··· EXTRACTED ENTRIES ···
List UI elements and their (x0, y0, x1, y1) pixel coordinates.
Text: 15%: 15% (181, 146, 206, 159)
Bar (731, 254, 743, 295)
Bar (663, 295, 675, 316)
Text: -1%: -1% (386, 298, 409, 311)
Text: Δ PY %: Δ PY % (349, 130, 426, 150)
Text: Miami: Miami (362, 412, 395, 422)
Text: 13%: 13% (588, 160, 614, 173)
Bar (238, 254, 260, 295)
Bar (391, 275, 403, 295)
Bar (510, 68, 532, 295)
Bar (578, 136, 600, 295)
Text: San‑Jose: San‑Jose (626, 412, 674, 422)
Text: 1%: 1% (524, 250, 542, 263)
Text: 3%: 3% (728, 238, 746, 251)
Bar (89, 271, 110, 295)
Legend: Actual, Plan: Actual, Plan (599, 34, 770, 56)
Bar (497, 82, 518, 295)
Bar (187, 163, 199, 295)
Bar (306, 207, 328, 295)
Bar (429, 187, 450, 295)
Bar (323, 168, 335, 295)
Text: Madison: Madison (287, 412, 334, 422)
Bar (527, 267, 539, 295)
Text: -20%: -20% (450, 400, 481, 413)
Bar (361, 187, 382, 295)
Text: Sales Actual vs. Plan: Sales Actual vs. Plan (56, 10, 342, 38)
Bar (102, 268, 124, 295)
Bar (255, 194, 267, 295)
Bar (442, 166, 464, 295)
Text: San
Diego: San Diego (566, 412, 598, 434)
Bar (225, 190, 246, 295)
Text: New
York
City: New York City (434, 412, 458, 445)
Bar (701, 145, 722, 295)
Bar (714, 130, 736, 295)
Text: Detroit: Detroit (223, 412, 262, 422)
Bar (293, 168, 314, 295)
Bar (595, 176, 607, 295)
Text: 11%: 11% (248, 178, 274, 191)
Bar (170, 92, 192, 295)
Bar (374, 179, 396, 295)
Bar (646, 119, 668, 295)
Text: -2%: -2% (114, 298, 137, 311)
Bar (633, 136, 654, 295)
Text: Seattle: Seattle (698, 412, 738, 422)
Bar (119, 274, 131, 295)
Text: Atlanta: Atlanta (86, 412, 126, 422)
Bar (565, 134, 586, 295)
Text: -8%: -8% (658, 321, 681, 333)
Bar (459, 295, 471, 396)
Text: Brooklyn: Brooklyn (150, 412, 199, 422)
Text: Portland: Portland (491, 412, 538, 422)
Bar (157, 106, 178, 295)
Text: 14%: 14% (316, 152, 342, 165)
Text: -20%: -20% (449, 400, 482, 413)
···
**WHAT TO WORK ON:** Could you rewrite the listing from its first line through the line holding "Bar (187, 163, 199, 295)", inclusive, replacing every "Text" with "Label" and leaving everything else unchanged?

**RESPONSE FOR THIS EXERCISE:**
List UI elements and their (x0, y0, x1, y1) pixel coordinates.
Label: 15%: 15% (181, 146, 206, 159)
Bar (731, 254, 743, 295)
Bar (663, 295, 675, 316)
Label: -1%: -1% (386, 298, 409, 311)
Label: Δ PY %: Δ PY % (349, 130, 426, 150)
Label: Miami: Miami (362, 412, 395, 422)
Label: 13%: 13% (588, 160, 614, 173)
Bar (238, 254, 260, 295)
Bar (391, 275, 403, 295)
Bar (510, 68, 532, 295)
Bar (578, 136, 600, 295)
Label: San‑Jose: San‑Jose (626, 412, 674, 422)
Label: 1%: 1% (524, 250, 542, 263)
Label: 3%: 3% (728, 238, 746, 251)
Bar (89, 271, 110, 295)
Legend: Actual, Plan: Actual, Plan (599, 34, 770, 56)
Bar (497, 82, 518, 295)
Bar (187, 163, 199, 295)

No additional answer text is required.